:: Given problem ::
Examine the material below. Gather every line in which the string "Motte" appears.

:: Listed entries ::
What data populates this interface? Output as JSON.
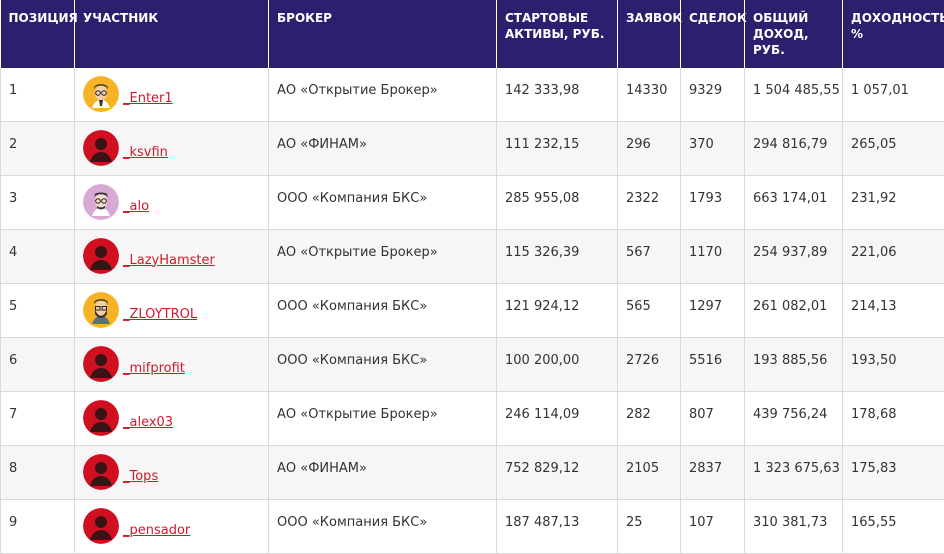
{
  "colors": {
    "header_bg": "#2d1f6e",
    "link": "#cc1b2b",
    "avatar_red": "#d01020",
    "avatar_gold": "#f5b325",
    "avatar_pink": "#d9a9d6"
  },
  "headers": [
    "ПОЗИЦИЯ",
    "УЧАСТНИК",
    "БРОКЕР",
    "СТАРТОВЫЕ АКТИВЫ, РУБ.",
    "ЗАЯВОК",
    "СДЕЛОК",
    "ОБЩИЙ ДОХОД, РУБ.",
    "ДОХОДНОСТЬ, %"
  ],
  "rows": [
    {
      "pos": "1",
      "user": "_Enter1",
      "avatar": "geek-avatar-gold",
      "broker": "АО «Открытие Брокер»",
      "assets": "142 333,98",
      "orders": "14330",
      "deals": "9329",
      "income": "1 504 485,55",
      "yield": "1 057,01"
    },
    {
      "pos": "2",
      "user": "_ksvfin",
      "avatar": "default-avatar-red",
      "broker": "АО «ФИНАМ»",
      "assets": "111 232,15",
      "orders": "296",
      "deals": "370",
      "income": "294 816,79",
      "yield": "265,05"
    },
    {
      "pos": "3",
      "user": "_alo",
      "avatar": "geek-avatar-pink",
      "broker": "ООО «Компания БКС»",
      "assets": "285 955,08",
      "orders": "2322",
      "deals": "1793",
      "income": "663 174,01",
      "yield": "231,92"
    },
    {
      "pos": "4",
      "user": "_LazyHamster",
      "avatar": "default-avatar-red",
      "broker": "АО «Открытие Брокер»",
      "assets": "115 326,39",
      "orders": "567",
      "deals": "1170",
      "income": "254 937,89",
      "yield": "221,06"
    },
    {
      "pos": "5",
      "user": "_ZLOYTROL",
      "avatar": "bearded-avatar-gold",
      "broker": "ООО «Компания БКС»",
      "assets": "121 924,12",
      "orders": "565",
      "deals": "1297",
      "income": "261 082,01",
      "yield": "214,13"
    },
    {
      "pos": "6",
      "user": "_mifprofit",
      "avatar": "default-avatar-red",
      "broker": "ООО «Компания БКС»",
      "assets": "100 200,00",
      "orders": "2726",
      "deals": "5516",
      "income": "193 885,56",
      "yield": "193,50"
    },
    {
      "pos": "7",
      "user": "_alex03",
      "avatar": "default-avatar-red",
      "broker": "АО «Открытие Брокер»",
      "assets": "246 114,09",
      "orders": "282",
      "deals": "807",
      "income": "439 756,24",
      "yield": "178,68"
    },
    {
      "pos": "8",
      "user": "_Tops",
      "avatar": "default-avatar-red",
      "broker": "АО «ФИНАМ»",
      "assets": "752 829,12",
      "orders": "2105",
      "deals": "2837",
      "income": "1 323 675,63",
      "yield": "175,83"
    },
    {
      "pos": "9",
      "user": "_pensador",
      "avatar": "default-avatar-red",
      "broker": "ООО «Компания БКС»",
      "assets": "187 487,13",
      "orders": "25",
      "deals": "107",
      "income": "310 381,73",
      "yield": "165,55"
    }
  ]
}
...
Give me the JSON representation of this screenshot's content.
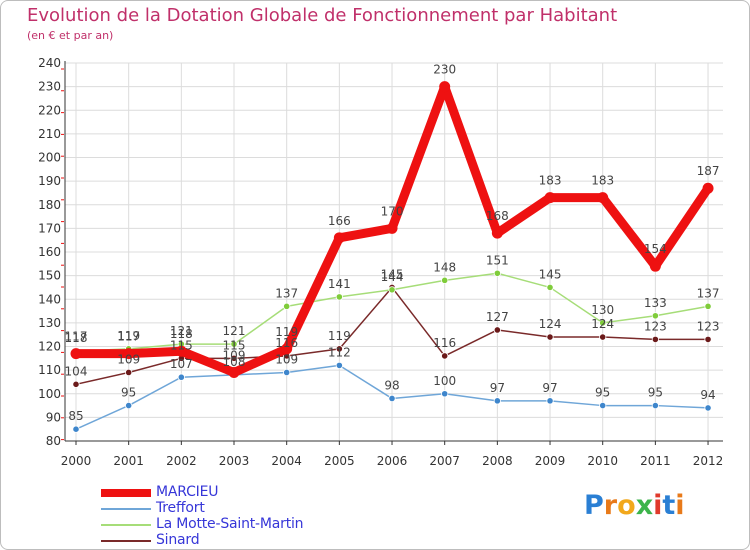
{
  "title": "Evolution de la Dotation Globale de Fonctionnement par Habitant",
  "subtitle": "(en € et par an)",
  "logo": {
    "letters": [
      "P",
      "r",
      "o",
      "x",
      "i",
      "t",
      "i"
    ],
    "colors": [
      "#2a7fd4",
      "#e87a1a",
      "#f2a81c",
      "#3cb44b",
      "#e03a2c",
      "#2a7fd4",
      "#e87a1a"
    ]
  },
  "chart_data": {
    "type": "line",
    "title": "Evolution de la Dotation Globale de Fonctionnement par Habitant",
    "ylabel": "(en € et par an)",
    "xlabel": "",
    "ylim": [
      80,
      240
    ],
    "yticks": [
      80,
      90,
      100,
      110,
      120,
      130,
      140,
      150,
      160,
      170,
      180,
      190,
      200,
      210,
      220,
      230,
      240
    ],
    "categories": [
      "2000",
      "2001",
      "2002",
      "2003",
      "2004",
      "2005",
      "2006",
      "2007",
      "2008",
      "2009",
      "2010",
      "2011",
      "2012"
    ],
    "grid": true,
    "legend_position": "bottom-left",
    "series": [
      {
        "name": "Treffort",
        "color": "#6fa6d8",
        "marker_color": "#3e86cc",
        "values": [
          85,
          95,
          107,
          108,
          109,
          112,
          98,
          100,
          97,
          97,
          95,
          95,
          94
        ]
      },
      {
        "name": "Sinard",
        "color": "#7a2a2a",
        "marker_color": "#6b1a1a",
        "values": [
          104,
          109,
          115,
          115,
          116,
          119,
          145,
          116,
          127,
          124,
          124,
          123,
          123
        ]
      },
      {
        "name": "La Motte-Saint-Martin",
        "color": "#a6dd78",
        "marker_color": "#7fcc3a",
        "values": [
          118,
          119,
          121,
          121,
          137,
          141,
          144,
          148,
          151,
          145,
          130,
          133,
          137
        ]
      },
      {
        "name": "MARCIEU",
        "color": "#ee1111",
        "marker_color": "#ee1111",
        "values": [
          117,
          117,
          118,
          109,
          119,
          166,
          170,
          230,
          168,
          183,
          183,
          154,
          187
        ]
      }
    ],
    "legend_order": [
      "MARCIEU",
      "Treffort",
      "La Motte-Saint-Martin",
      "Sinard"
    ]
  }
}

:: Completed exercise ::
        "name": "La Motte-Saint-Martin",
      "La Motte-Saint-Martin",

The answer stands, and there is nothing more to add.